**SHORT TASK**
Only a number is wanted: the count of lines in this listing that contain "changing".

[Saved data entries]
-- Start --

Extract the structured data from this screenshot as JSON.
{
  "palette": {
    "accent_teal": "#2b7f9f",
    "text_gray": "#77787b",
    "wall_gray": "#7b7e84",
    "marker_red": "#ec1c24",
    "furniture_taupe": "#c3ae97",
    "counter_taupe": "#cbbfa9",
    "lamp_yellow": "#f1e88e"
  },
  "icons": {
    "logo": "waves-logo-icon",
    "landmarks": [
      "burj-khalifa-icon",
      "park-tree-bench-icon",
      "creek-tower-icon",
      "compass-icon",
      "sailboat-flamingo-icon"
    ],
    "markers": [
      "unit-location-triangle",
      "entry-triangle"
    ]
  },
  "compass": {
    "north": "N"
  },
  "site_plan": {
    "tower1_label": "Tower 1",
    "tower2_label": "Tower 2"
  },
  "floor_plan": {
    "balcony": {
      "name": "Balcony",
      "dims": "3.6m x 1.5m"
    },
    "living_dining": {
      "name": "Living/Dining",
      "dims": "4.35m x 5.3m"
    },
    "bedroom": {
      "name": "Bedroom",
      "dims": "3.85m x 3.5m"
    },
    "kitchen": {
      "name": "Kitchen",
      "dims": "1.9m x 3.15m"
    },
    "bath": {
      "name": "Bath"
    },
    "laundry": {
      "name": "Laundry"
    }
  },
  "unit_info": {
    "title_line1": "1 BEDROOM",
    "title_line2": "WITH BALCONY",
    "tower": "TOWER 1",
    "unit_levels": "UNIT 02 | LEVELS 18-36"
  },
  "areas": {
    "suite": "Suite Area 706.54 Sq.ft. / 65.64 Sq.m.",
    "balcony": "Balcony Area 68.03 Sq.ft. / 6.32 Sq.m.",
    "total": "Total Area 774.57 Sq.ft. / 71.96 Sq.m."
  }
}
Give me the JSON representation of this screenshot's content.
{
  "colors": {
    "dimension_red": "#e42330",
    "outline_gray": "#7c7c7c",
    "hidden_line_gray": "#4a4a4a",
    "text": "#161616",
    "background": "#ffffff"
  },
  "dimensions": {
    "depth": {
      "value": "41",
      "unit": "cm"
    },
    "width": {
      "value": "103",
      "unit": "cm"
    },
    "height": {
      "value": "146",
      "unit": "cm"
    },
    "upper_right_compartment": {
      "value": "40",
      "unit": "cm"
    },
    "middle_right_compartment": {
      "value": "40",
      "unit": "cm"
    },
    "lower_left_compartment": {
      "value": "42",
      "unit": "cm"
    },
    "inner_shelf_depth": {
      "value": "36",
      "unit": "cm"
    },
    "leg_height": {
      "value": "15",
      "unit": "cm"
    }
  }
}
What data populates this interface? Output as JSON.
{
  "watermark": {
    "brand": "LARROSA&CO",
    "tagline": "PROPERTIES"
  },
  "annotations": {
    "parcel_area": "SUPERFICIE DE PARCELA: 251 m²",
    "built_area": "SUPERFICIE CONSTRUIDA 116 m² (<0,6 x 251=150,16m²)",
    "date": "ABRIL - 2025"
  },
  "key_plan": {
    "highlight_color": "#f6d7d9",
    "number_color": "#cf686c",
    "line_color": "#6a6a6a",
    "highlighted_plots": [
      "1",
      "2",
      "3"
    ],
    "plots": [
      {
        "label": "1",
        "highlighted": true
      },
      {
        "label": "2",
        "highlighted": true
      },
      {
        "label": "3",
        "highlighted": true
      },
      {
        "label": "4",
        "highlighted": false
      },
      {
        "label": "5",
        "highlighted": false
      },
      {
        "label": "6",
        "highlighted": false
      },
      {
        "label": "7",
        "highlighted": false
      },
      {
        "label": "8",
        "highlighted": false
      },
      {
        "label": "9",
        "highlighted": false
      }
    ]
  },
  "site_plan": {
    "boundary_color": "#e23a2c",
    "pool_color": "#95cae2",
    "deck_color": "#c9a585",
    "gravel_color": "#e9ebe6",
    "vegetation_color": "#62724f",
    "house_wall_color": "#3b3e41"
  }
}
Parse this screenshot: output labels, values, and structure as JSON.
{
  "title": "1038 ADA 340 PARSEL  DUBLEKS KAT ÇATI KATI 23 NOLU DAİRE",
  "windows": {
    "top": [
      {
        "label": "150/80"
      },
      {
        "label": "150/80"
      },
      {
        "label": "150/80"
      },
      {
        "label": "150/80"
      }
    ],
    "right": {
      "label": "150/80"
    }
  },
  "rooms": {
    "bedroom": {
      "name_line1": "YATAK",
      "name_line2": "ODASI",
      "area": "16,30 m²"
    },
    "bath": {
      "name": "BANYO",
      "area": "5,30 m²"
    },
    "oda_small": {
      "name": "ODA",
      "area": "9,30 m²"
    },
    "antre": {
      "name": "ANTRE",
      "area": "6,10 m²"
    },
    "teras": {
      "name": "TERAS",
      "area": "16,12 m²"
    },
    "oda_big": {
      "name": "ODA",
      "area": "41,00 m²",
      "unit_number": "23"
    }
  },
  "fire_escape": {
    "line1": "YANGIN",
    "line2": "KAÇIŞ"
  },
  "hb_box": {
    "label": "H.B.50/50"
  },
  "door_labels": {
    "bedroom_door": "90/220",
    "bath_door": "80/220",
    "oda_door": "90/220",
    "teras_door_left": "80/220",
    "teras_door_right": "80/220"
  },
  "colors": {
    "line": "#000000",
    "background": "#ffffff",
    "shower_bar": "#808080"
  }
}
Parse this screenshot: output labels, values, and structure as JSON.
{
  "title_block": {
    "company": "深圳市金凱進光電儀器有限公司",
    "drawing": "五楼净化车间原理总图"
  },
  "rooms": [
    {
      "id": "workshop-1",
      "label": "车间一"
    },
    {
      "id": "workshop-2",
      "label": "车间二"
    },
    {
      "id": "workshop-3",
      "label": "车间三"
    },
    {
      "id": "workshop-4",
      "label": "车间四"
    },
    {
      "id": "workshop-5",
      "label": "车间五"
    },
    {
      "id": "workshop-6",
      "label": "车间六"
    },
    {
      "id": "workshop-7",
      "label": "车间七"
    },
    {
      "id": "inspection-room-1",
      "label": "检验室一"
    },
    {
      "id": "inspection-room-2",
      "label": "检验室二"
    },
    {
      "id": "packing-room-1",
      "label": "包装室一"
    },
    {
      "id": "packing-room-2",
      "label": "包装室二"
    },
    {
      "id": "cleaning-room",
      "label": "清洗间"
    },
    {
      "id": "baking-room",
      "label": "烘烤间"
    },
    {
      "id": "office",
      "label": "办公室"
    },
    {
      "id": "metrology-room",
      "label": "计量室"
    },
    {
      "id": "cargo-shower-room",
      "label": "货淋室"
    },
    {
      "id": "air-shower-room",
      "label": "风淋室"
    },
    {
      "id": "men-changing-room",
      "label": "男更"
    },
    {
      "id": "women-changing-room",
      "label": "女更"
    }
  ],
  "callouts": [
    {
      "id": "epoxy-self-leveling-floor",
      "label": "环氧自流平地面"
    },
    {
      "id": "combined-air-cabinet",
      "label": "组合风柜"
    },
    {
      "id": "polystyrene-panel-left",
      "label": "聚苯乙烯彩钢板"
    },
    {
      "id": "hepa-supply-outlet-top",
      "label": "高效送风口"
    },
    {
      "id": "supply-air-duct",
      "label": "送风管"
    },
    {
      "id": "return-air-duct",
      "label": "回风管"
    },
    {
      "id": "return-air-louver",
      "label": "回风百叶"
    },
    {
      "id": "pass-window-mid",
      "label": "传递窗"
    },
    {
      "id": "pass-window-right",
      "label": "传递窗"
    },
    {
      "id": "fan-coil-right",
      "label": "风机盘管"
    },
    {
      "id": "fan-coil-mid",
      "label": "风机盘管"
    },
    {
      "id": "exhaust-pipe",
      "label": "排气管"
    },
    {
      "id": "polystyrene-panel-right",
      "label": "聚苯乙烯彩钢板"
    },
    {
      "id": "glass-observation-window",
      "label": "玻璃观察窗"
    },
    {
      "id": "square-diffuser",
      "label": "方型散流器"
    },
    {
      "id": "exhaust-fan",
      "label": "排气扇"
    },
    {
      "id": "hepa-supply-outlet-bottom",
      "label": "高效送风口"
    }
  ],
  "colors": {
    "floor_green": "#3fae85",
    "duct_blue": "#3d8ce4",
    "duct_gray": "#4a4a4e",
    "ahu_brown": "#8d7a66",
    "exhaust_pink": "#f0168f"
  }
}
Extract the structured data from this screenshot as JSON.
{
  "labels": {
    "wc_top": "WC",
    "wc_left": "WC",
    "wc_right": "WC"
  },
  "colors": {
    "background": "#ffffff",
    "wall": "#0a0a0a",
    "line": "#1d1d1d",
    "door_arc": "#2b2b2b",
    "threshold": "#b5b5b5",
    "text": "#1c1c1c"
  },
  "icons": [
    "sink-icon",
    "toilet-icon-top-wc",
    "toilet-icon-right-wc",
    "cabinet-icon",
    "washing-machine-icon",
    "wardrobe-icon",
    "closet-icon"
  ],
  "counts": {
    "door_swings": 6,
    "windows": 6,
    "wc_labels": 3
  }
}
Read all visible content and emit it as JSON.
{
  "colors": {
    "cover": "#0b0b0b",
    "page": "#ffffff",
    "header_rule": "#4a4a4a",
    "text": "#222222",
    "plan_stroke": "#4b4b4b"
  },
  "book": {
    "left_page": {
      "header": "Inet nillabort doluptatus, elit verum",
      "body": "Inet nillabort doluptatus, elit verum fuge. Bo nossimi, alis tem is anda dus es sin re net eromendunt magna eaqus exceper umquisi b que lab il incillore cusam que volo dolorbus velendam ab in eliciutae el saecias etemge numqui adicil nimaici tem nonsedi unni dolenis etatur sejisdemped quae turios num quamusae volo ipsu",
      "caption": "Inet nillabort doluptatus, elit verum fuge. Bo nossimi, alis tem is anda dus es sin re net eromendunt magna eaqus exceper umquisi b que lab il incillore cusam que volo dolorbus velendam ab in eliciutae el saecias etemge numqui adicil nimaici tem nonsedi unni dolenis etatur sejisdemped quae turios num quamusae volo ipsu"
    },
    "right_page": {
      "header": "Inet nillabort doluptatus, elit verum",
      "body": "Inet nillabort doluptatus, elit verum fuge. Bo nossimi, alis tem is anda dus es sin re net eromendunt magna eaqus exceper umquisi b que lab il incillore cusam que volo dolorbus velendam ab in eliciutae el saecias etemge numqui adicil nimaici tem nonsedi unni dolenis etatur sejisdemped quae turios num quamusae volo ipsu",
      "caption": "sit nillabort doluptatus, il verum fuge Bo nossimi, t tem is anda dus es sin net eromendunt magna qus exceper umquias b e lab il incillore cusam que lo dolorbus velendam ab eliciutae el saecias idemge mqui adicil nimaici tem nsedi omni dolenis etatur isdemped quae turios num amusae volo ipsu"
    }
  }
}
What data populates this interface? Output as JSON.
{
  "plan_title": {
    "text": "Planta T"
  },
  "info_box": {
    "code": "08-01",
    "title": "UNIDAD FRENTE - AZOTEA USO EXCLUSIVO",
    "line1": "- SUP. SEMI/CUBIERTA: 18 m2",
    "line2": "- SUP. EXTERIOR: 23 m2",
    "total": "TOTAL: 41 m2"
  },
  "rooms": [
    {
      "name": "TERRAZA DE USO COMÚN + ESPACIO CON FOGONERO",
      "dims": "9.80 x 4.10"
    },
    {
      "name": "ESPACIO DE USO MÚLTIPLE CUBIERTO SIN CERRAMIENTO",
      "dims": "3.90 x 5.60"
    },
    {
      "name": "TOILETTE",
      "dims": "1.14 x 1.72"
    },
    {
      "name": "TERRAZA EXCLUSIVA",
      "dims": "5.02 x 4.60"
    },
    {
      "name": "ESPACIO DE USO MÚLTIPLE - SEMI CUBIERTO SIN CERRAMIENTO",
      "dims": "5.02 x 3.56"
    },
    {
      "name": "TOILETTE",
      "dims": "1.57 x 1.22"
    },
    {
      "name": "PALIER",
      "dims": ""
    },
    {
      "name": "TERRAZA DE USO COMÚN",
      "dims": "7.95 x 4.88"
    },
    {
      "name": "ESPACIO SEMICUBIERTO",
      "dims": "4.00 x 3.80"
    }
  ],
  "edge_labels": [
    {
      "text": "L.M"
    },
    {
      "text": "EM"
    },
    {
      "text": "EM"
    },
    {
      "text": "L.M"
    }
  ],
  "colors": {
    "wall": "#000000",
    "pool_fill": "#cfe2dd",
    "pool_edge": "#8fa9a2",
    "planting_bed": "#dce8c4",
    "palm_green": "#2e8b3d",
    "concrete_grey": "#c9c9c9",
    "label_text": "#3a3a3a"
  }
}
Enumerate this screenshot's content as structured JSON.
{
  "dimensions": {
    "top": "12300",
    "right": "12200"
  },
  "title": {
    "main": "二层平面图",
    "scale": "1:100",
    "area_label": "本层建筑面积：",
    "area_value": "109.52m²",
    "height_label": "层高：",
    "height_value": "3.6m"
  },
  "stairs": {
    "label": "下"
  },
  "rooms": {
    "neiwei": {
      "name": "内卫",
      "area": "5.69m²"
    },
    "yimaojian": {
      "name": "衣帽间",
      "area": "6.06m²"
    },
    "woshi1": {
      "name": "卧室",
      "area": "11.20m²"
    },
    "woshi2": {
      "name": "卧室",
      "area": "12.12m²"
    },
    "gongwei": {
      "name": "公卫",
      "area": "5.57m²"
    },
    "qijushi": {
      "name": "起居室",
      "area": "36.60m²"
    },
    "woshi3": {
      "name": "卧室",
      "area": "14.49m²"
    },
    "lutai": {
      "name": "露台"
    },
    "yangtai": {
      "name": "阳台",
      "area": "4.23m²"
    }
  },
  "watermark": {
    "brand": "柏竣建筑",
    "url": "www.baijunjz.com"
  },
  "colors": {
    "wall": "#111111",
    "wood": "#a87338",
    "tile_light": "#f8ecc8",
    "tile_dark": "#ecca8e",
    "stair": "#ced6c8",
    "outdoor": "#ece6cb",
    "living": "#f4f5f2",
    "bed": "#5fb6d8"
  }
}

-- End --

**COMPLETE ANSWER**
2